INSTRUÇÃO 1: Reescreva como lista numerada, sem as linhas em branco, as linhas dos registos desde o início até à linha que contém "ratio-2024-cell: 4.07 xyxy=(402,124,509,183)", inclusive.

┌─ EXCERTO

Não posso deixar de referir o trabalho de vozes que se encontra bom e carrega de intensidade a maior parte dos diálogos. Também o capitulo sonoro não foi descurado em Kingdom Come e as composições criadas para o jogo apontam claramente para os sons da época, com o recurso a instrumentos como flautas, violas e outros instrumentos clássicos. Muito boa a banda sonora que acompanha a aventura.

Sem dúvida que a Warhorse Studios fez os TPC nas aulas de História pois em Kingdom Come: Deliverance existe uma das melhores e maiores Enciclopédias Históricas que jamais algum jogo apresentou.

Por fim, dois pontos menos bons. É pena que não haja um sistema de personalização do nosso personagem pois acredito que poderia ter acrescentado muito mais correspondência intima entre o jogador e a própria história. Por outro lado, a inexistência de opção Gravar é pouco compreensível.

 

Veredicto

Desafio superado! A forma como Kingdom Come: Deliverance foi idealizado apresentava alguns desafios complicados a serem ultrapassados, referindo-me mais concretamente ao combate (especialmente na primeira pessoa). A WarHorse Studios ultrapassou-os com distinção resultando num jogo que se abre numa aventura rica, vasta e repleta de fatos históricos, apesar de alguns problemas que persistiram (dos quais as abruptas quebras de framerates são as mais notórias).

Concluindo e resumindo, Kingdom Come: Deliverance tornou-se num jogo facilmente recomendável para todos os apreciadores de RPGs medievais e que procurem conteúdo com realismo histórico.

└─
┌─ CONJUNTO DE REGISTOS

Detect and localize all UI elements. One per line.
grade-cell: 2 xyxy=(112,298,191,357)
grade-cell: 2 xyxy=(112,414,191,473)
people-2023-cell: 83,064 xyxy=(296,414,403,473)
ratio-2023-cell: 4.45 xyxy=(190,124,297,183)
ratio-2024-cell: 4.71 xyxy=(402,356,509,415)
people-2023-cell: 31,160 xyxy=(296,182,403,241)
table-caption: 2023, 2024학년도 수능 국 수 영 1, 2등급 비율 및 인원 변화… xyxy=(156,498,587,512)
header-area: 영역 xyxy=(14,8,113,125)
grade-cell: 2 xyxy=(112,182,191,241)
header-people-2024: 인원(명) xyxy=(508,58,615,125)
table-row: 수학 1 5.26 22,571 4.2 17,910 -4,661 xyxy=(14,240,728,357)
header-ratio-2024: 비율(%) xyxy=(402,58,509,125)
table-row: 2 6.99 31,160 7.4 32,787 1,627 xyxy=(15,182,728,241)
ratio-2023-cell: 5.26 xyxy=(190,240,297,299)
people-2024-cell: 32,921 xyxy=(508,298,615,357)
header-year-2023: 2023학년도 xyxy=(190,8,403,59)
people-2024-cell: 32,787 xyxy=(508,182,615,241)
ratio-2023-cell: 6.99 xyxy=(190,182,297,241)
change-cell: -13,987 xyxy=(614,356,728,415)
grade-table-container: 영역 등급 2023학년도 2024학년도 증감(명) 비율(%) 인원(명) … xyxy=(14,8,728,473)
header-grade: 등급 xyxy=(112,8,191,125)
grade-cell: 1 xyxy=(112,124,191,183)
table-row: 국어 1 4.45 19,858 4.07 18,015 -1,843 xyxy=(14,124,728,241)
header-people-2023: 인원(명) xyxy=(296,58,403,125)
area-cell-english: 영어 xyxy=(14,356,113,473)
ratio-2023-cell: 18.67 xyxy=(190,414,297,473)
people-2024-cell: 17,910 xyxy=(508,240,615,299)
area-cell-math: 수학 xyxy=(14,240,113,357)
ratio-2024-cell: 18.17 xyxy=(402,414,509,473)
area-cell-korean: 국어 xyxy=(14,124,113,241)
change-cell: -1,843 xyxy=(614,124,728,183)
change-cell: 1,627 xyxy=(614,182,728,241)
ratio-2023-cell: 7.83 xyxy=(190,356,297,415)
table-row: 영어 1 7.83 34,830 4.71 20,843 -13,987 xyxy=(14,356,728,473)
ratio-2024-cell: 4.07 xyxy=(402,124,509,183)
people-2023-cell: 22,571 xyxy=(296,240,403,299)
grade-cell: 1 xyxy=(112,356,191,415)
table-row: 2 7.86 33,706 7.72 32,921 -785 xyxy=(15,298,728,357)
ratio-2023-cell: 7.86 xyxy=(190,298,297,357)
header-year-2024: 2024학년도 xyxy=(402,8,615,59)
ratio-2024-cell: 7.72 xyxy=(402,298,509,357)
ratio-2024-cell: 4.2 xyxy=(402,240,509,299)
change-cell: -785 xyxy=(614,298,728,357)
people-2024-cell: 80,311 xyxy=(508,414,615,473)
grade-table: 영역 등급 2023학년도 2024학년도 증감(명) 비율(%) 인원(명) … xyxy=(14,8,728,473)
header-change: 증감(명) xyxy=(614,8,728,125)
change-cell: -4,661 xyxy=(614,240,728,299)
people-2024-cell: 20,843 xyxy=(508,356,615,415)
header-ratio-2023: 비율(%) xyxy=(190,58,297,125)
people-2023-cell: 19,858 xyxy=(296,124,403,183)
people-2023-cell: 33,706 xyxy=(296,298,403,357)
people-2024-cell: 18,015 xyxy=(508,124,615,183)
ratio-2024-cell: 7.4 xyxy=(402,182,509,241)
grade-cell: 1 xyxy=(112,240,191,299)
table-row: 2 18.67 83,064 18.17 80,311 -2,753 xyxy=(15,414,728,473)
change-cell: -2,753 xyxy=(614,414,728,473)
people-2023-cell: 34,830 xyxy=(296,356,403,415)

└─

INSTRUÇÃO 2: Imprima, sem alterações, o trecho do excerto sobre Kingdom Come: Deliverance entre "Desafio superado! A" e "com realismo histórico.", inclusive.

RESPOSTA 1:
1. Detect and localize all UI elements. One per line.
2. grade-cell: 2 xyxy=(112,298,191,357)
3. grade-cell: 2 xyxy=(112,414,191,473)
4. people-2023-cell: 83,064 xyxy=(296,414,403,473)
5. ratio-2023-cell: 4.45 xyxy=(190,124,297,183)
6. ratio-2024-cell: 4.71 xyxy=(402,356,509,415)
7. people-2023-cell: 31,160 xyxy=(296,182,403,241)
8. table-caption: 2023, 2024학년도 수능 국 수 영 1, 2등급 비율 및 인원 변화… xyxy=(156,498,587,512)
9. header-area: 영역 xyxy=(14,8,113,125)
10. grade-cell: 2 xyxy=(112,182,191,241)
11. header-people-2024: 인원(명) xyxy=(508,58,615,125)
12. table-row: 수학 1 5.26 22,571 4.2 17,910 -4,661 xyxy=(14,240,728,357)
13. header-ratio-2024: 비율(%) xyxy=(402,58,509,125)
14. table-row: 2 6.99 31,160 7.4 32,787 1,627 xyxy=(15,182,728,241)
15. ratio-2023-cell: 5.26 xyxy=(190,240,297,299)
16. people-2024-cell: 32,921 xyxy=(508,298,615,357)
17. header-year-2023: 2023학년도 xyxy=(190,8,403,59)
18. people-2024-cell: 32,787 xyxy=(508,182,615,241)
19. ratio-2023-cell: 6.99 xyxy=(190,182,297,241)
20. change-cell: -13,987 xyxy=(614,356,728,415)
21. grade-table-container: 영역 등급 2023학년도 2024학년도 증감(명) 비율(%) 인원(명) … xyxy=(14,8,728,473)
22. header-grade: 등급 xyxy=(112,8,191,125)
23. grade-cell: 1 xyxy=(112,124,191,183)
24. table-row: 국어 1 4.45 19,858 4.07 18,015 -1,843 xyxy=(14,124,728,241)
25. header-people-2023: 인원(명) xyxy=(296,58,403,125)
26. area-cell-english: 영어 xyxy=(14,356,113,473)
27. ratio-2023-cell: 18.67 xyxy=(190,414,297,473)
28. people-2024-cell: 17,910 xyxy=(508,240,615,299)
29. area-cell-math: 수학 xyxy=(14,240,113,357)
30. ratio-2024-cell: 18.17 xyxy=(402,414,509,473)
31. area-cell-korean: 국어 xyxy=(14,124,113,241)
32. change-cell: -1,843 xyxy=(614,124,728,183)
33. change-cell: 1,627 xyxy=(614,182,728,241)
34. ratio-2023-cell: 7.83 xyxy=(190,356,297,415)
35. table-row: 영어 1 7.83 34,830 4.71 20,843 -13,987 xyxy=(14,356,728,473)
36. ratio-2024-cell: 4.07 xyxy=(402,124,509,183)

RESPOSTA 2:
Desafio superado! A forma como Kingdom Come: Deliverance foi idealizado apresentava alguns desafios complicados a serem ultrapassados, referindo-me mais concretamente ao combate (especialmente na primeira pessoa). A WarHorse Studios ultrapassou-os com distinção resultando num jogo que se abre numa aventura rica, vasta e repleta de fatos históricos, apesar de alguns problemas que persistiram (dos quais as abruptas quebras de framerates são as mais notórias).

Concluindo e resumindo, Kingdom Come: Deliverance tornou-se num jogo facilmente recomendável para todos os apreciadores de RPGs medievais e que procurem conteúdo com realismo histórico.